begin Records for the task

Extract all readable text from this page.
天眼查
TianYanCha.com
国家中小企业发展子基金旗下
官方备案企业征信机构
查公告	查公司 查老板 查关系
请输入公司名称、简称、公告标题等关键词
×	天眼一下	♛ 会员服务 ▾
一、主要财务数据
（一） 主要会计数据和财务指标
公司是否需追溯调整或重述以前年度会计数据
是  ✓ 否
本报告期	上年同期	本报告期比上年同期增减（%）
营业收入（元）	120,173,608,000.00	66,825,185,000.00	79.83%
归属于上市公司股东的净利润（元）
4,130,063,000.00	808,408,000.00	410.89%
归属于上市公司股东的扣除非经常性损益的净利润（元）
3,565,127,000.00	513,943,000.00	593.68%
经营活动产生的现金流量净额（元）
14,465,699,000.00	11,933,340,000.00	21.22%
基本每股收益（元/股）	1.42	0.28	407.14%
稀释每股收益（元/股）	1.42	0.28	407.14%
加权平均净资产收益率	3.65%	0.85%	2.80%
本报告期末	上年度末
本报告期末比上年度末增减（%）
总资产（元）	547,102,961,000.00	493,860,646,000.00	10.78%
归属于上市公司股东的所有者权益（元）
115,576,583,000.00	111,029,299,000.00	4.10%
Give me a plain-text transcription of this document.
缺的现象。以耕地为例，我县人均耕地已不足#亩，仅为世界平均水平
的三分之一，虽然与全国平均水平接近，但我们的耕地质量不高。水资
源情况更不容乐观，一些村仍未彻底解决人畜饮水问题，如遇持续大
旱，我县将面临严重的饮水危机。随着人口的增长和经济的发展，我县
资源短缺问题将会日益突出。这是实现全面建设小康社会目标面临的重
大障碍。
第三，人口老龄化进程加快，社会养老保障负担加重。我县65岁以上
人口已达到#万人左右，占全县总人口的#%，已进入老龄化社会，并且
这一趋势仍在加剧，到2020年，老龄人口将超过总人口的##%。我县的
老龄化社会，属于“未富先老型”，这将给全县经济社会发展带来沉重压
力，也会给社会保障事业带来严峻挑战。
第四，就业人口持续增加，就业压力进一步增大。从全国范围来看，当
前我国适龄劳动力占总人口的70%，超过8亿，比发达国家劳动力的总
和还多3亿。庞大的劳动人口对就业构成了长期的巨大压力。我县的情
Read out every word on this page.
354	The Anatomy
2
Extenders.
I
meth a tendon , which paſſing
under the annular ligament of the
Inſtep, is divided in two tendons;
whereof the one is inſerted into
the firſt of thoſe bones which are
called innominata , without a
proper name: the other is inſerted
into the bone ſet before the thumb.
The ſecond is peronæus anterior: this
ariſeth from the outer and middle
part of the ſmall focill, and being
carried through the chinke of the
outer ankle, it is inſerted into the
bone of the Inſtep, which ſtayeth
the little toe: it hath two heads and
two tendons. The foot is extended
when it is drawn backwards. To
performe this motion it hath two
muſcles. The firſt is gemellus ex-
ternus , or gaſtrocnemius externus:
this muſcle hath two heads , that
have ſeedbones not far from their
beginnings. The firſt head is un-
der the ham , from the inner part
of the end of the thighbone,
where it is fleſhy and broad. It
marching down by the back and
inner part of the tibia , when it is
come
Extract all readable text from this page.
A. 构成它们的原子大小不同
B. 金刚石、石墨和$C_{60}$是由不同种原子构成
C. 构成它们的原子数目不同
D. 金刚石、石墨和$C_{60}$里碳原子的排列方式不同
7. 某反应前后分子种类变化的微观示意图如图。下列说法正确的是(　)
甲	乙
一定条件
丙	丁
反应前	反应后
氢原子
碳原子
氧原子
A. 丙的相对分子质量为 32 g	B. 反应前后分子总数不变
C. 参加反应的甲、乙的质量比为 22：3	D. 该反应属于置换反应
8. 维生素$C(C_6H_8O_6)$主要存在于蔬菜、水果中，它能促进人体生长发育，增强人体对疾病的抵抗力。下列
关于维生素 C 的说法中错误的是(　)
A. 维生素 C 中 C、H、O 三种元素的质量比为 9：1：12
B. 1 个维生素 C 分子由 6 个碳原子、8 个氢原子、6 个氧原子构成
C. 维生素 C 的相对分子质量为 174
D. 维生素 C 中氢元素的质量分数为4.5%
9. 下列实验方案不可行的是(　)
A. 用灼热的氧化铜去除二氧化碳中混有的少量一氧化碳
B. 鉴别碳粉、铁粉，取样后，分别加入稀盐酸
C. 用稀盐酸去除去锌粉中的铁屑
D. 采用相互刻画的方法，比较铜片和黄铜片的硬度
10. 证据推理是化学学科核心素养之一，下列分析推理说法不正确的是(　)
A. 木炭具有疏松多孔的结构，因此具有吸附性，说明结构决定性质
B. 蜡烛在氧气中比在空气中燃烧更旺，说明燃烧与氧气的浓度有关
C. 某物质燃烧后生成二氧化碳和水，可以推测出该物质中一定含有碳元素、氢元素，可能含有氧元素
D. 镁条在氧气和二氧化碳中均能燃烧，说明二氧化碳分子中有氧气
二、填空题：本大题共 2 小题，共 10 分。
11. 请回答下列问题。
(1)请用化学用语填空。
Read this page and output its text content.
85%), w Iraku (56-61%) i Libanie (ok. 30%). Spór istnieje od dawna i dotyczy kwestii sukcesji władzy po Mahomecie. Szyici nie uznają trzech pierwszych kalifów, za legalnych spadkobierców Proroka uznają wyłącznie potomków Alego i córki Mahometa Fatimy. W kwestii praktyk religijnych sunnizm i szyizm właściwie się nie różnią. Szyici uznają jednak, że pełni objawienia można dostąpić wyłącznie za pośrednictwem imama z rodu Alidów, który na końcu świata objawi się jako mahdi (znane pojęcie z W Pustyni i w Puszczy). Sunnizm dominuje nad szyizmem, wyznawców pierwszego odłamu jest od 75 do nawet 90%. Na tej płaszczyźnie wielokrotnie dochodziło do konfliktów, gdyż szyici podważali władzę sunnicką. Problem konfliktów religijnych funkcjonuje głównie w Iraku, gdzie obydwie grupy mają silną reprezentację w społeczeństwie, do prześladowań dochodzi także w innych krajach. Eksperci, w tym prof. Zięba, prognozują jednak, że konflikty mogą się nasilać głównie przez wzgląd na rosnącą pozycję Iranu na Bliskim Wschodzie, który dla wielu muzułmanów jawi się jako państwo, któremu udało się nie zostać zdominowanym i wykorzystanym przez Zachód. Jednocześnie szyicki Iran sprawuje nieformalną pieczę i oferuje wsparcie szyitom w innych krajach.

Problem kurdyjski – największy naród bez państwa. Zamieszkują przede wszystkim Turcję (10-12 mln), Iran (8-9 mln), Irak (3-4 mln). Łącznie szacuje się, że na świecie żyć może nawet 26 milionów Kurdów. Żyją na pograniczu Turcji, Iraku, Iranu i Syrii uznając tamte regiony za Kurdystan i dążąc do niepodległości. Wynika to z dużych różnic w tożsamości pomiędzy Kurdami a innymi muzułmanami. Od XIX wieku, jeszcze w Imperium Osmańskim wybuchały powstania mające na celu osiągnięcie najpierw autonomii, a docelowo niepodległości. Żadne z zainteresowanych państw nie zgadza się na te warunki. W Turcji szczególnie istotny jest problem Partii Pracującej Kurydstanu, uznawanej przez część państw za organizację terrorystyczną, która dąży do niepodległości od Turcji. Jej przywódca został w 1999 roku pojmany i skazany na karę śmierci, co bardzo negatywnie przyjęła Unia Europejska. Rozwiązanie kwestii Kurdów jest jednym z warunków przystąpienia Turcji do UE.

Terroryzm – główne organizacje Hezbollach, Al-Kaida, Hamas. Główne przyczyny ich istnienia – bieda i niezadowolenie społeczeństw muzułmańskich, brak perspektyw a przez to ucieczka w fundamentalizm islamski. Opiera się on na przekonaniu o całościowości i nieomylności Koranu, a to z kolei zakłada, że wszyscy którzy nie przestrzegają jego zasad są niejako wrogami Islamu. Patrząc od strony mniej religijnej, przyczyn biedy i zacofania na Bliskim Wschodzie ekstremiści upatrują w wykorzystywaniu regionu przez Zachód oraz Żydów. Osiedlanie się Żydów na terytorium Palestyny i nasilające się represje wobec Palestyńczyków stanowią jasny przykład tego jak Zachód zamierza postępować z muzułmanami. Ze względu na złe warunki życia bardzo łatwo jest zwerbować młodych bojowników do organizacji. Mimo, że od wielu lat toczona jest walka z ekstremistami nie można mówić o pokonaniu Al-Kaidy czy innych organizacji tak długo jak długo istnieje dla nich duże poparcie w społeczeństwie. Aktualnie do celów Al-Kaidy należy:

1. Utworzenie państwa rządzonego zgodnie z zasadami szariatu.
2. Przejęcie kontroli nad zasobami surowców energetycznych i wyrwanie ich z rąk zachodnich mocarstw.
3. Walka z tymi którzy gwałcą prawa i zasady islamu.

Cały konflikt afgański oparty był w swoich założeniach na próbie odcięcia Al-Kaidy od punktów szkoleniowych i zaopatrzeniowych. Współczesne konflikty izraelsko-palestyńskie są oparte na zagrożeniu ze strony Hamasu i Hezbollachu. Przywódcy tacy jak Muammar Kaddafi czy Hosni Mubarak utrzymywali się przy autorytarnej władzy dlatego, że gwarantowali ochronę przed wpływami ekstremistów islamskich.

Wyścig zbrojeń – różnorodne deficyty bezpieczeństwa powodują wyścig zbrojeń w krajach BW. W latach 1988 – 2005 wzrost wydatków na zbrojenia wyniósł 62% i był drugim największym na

end Records for the task

> What you are asked to do
How many of the lines above hold the word "when"? Give only that number.

> Task output
2